== Information shown
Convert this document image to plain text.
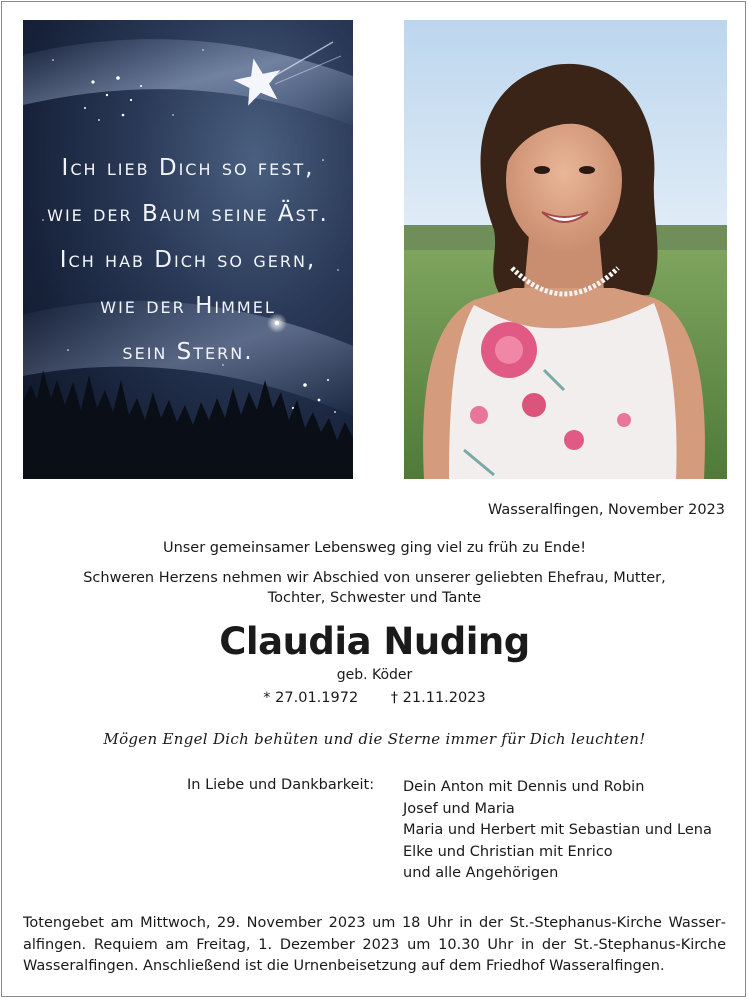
Ich lieb Dich so fest,
wie der Baum seine Äst.
Ich hab Dich so gern,
wie der Himmel
sein Stern.
Wasseralfingen, November 2023
Unser gemeinsamer Lebensweg ging viel zu früh zu Ende!
Schweren Herzens nehmen wir Abschied von unserer geliebten Ehefrau, Mutter,
Tochter, Schwester und Tante
Claudia Nuding
geb. Köder
* 27.01.1972 † 21.11.2023
Mögen Engel Dich behüten und die Sterne immer für Dich leuchten!
In Liebe und Dankbarkeit: Dein Anton mit Dennis und Robin
Josef und Maria
Maria und Herbert mit Sebastian und Lena
Elke und Christian mit Enrico
und alle Angehörigen
Totengebet am Mittwoch, 29. November 2023 um 18 Uhr in der St.-Stephanus-Kirche Wasseralfingen. Requiem am Freitag, 1. Dezember 2023 um 10.30 Uhr in der St.-Stephanus-Kirche Wasseralfingen. Anschließend ist die Urnenbeisetzung auf dem Friedhof Wasseralfingen.
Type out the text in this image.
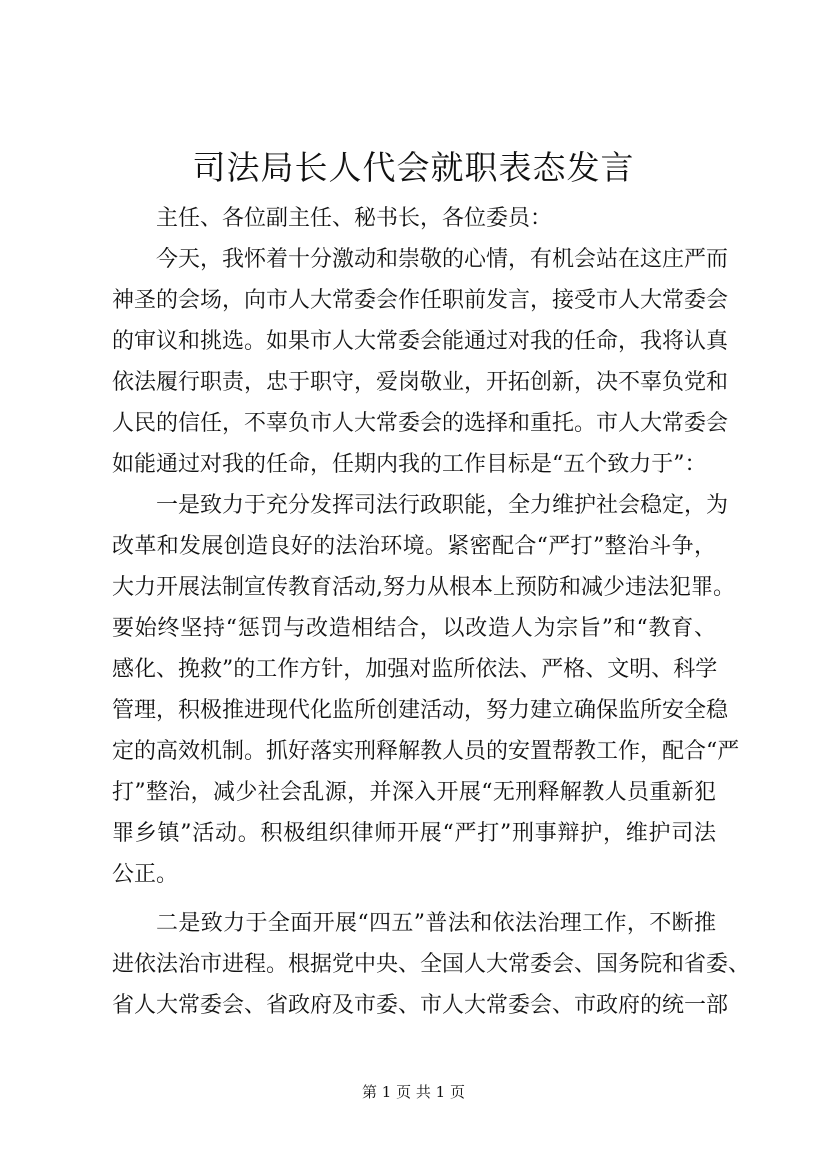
司法局长人代会就职表态发言
主任、各位副主任、秘书长，各位委员：
今天，我怀着十分激动和崇敬的心情，有机会站在这庄严而
神圣的会场，向市人大常委会作任职前发言，接受市人大常委会
的审议和挑选。如果市人大常委会能通过对我的任命，我将认真
依法履行职责，忠于职守，爱岗敬业，开拓创新，决不辜负党和
人民的信任，不辜负市人大常委会的选择和重托。市人大常委会
如能通过对我的任命，任期内我的工作目标是“五个致力于”：
一是致力于充分发挥司法行政职能，全力维护社会稳定，为
改革和发展创造良好的法治环境。紧密配合“严打”整治斗争，
大力开展法制宣传教育活动,努力从根本上预防和减少违法犯罪。
要始终坚持“惩罚与改造相结合，以改造人为宗旨”和“教育、
感化、挽救”的工作方针，加强对监所依法、严格、文明、科学
管理，积极推进现代化监所创建活动，努力建立确保监所安全稳
定的高效机制。抓好落实刑释解教人员的安置帮教工作，配合“严
打”整治，减少社会乱源，并深入开展“无刑释解教人员重新犯
罪乡镇”活动。积极组织律师开展“严打”刑事辩护，维护司法
公正。
二是致力于全面开展“四五”普法和依法治理工作，不断推
进依法治市进程。根据党中央、全国人大常委会、国务院和省委、
省人大常委会、省政府及市委、市人大常委会、市政府的统一部
第 1 页 共 1 页
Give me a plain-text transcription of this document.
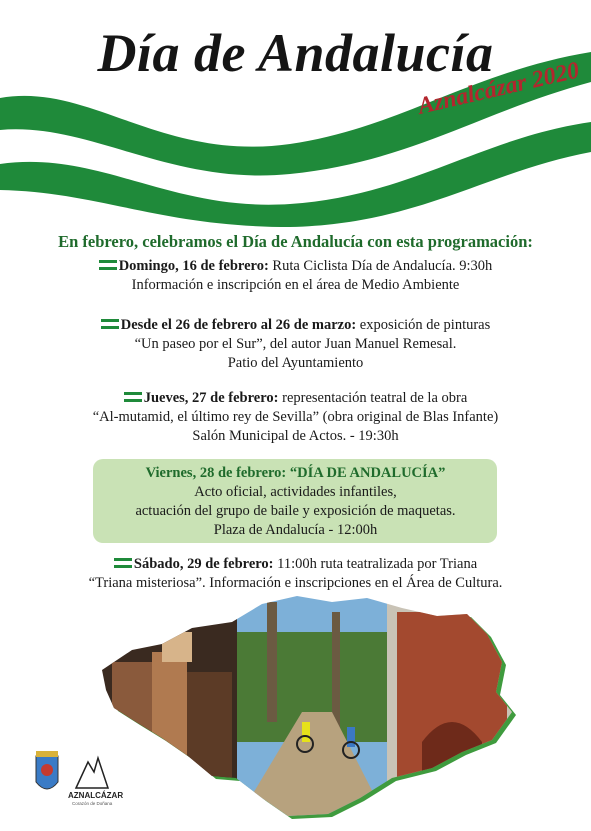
Día de Andalucía
Aznalcázar 2020
En febrero, celebramos el Día de Andalucía con esta programación:
Domingo, 16 de febrero: Ruta Ciclista Día de Andalucía. 9:30h
Información e inscripción en el área de Medio Ambiente
Desde el 26 de febrero al 26 de marzo: exposición de pinturas
“Un paseo por el Sur”, del autor Juan Manuel Remesal.
Patio del Ayuntamiento
Jueves, 27 de febrero: representación teatral de la obra
“Al-mutamid, el último rey de Sevilla” (obra original de Blas Infante)
Salón Municipal de Actos. - 19:30h
Viernes, 28 de febrero: “DÍA DE ANDALUCÍA”
Acto oficial, actividades infantiles,
actuación del grupo de baile y exposición de maquetas.
Plaza de Andalucía - 12:00h
Sábado, 29 de febrero: 11:00h ruta teatralizada por Triana
“Triana misteriosa”. Información e inscripciones en el Área de Cultura.
AZNALCÁZAR
Corazón de Doñana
====
**The task:** Repeat the listing in full and exactly. Leave any pictures out.

**The completed task:**
Convert this document image to plain text.
Ich lieb Dich so fest,
wie der Baum seine Äst.
Ich hab Dich so gern,
wie der Himmel
sein Stern.
Wasseralfingen, November 2023
Unser gemeinsamer Lebensweg ging viel zu früh zu Ende!
Schweren Herzens nehmen wir Abschied von unserer geliebten Ehefrau, Mutter,
Tochter, Schwester und Tante
Claudia Nuding
geb. Köder
* 27.01.1972 † 21.11.2023
Mögen Engel Dich behüten und die Sterne immer für Dich leuchten!
In Liebe und Dankbarkeit: Dein Anton mit Dennis und Robin
Josef und Maria
Maria und Herbert mit Sebastian und Lena
Elke und Christian mit Enrico
und alle Angehörigen
Totengebet am Mittwoch, 29. November 2023 um 18 Uhr in der St.-Stephanus-Kirche Wasseralfingen. Requiem am Freitag, 1. Dezember 2023 um 10.30 Uhr in der St.-Stephanus-Kirche Wasseralfingen. Anschließend ist die Urnenbeisetzung auf dem Friedhof Wasseralfingen.
Type out the text in this image.
司法局长人代会就职表态发言
主任、各位副主任、秘书长，各位委员：
今天，我怀着十分激动和崇敬的心情，有机会站在这庄严而
神圣的会场，向市人大常委会作任职前发言，接受市人大常委会
的审议和挑选。如果市人大常委会能通过对我的任命，我将认真
依法履行职责，忠于职守，爱岗敬业，开拓创新，决不辜负党和
人民的信任，不辜负市人大常委会的选择和重托。市人大常委会
如能通过对我的任命，任期内我的工作目标是“五个致力于”：
一是致力于充分发挥司法行政职能，全力维护社会稳定，为
改革和发展创造良好的法治环境。紧密配合“严打”整治斗争，
大力开展法制宣传教育活动,努力从根本上预防和减少违法犯罪。
要始终坚持“惩罚与改造相结合，以改造人为宗旨”和“教育、
感化、挽救”的工作方针，加强对监所依法、严格、文明、科学
管理，积极推进现代化监所创建活动，努力建立确保监所安全稳
定的高效机制。抓好落实刑释解教人员的安置帮教工作，配合“严
打”整治，减少社会乱源，并深入开展“无刑释解教人员重新犯
罪乡镇”活动。积极组织律师开展“严打”刑事辩护，维护司法
公正。
二是致力于全面开展“四五”普法和依法治理工作，不断推
进依法治市进程。根据党中央、全国人大常委会、国务院和省委、
省人大常委会、省政府及市委、市人大常委会、市政府的统一部
第 1 页 共 1 页
Give me a plain-text transcription of this document.
Día de Andalucía
Aznalcázar 2020
En febrero, celebramos el Día de Andalucía con esta programación:
Domingo, 16 de febrero: Ruta Ciclista Día de Andalucía. 9:30h
Información e inscripción en el área de Medio Ambiente
Desde el 26 de febrero al 26 de marzo: exposición de pinturas
“Un paseo por el Sur”, del autor Juan Manuel Remesal.
Patio del Ayuntamiento
Jueves, 27 de febrero: representación teatral de la obra
“Al-mutamid, el último rey de Sevilla” (obra original de Blas Infante)
Salón Municipal de Actos. - 19:30h
Viernes, 28 de febrero: “DÍA DE ANDALUCÍA”
Acto oficial, actividades infantiles,
actuación del grupo de baile y exposición de maquetas.
Plaza de Andalucía - 12:00h
Sábado, 29 de febrero: 11:00h ruta teatralizada por Triana
“Triana misteriosa”. Información e inscripciones en el Área de Cultura.
AZNALCÁZAR
Corazón de Doñana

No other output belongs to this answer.